Exercise. Search the records for the word "time" and pick out every line that has it.

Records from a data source

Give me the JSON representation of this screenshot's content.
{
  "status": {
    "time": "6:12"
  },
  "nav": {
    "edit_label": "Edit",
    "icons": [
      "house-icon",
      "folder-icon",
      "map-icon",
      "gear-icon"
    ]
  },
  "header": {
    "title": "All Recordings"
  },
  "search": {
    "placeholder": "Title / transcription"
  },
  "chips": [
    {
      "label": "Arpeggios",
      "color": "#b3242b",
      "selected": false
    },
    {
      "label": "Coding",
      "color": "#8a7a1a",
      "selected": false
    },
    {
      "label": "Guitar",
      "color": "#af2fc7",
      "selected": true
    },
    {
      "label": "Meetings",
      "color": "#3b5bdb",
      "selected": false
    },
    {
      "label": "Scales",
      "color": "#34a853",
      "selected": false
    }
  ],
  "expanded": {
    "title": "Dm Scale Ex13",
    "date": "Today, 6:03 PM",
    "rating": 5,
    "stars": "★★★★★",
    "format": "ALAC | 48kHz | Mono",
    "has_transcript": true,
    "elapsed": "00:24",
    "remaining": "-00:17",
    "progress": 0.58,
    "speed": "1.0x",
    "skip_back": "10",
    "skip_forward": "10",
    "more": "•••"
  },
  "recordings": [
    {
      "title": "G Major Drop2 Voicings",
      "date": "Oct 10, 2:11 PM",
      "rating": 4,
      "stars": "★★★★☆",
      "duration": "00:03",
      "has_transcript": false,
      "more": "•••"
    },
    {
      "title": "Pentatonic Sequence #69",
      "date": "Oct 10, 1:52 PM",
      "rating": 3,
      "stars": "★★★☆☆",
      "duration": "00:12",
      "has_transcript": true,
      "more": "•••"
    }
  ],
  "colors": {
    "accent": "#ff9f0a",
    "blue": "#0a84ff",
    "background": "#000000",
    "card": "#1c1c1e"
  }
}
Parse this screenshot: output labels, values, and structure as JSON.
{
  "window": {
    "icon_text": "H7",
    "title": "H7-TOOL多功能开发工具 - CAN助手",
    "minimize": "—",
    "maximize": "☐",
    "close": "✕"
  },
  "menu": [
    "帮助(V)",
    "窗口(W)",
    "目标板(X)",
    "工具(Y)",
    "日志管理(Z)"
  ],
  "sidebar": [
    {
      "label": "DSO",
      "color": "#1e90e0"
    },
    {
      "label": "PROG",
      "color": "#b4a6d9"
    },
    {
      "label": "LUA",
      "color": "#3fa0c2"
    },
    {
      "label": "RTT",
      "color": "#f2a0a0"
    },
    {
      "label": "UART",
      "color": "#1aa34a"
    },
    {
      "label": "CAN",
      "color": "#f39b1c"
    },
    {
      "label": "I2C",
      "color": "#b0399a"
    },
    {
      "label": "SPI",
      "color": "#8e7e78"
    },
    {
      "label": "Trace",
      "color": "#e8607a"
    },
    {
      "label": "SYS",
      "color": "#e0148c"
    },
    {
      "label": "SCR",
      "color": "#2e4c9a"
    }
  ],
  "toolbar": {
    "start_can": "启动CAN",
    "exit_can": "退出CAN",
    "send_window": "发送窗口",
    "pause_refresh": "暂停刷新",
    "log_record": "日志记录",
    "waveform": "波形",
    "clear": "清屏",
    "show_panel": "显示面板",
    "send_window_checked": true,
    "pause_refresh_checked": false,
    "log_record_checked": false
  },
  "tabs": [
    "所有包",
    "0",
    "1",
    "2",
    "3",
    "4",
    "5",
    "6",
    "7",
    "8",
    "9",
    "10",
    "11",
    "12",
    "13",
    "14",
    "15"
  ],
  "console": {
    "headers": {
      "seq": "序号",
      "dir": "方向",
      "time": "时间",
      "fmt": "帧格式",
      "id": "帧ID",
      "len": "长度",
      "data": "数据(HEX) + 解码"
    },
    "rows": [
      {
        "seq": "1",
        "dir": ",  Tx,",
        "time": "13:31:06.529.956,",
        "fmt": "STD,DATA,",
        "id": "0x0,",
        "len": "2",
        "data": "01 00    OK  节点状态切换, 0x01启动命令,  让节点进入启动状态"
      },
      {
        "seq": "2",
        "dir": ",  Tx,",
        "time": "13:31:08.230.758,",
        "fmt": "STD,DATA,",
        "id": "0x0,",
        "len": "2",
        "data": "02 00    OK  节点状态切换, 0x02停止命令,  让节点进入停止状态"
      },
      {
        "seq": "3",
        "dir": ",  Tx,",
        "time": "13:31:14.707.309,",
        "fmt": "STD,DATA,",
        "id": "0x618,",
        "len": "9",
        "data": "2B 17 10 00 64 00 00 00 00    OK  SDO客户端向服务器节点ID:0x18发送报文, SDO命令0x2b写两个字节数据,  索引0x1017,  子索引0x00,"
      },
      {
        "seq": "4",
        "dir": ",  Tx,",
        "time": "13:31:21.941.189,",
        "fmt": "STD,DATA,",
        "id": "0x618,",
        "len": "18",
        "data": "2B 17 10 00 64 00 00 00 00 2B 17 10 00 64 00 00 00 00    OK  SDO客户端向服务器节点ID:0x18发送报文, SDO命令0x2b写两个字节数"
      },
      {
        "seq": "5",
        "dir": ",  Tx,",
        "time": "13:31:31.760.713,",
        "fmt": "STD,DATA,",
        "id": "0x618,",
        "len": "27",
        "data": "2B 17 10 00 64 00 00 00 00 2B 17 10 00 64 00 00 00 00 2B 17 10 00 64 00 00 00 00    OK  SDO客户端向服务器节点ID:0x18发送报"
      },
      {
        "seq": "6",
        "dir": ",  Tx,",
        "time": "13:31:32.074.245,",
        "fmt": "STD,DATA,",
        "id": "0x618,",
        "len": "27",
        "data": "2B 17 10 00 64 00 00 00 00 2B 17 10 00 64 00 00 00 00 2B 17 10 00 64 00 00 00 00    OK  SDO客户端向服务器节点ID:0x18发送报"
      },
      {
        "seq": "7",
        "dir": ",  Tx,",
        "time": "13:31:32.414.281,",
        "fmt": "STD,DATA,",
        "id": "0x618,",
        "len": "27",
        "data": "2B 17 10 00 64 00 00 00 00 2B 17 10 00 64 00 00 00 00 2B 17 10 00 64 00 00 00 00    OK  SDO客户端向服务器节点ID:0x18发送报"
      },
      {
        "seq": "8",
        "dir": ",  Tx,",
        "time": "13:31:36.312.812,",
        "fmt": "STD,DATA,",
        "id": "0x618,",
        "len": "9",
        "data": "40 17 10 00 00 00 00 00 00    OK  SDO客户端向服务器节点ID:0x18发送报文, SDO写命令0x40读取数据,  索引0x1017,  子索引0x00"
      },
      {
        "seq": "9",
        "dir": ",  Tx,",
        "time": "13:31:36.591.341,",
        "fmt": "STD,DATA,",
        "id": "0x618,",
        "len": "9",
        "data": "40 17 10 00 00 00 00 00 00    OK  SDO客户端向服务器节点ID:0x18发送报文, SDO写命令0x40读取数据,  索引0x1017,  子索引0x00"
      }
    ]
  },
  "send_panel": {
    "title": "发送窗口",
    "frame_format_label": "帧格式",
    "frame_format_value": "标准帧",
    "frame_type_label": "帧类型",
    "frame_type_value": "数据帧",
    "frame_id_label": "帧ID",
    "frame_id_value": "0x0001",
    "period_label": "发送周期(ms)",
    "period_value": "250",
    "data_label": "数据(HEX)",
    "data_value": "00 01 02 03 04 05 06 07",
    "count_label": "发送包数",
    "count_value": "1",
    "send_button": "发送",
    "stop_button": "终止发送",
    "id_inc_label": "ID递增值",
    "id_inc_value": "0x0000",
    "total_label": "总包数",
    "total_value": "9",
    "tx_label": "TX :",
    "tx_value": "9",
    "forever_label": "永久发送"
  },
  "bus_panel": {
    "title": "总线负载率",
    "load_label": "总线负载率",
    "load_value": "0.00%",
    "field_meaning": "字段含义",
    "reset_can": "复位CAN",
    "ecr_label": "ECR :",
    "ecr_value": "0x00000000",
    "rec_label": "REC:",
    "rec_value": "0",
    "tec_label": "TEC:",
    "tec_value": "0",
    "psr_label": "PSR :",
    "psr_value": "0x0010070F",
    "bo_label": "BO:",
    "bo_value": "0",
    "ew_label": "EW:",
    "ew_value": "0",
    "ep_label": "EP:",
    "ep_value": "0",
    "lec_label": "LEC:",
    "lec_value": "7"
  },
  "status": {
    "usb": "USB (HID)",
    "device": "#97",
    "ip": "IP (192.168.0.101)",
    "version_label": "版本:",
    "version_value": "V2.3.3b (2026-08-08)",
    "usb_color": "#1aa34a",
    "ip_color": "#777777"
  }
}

Response.
    "time": "6:12"
      "time": "时间",
        "time": "13:31:06.529.956,",
        "time": "13:31:08.230.758,",
        "time": "13:31:14.707.309,",
        "time": "13:31:21.941.189,",
        "time": "13:31:31.760.713,",
        "time": "13:31:32.074.245,",
        "time": "13:31:32.414.281,",
        "time": "13:31:36.312.812,",
        "time": "13:31:36.591.341,",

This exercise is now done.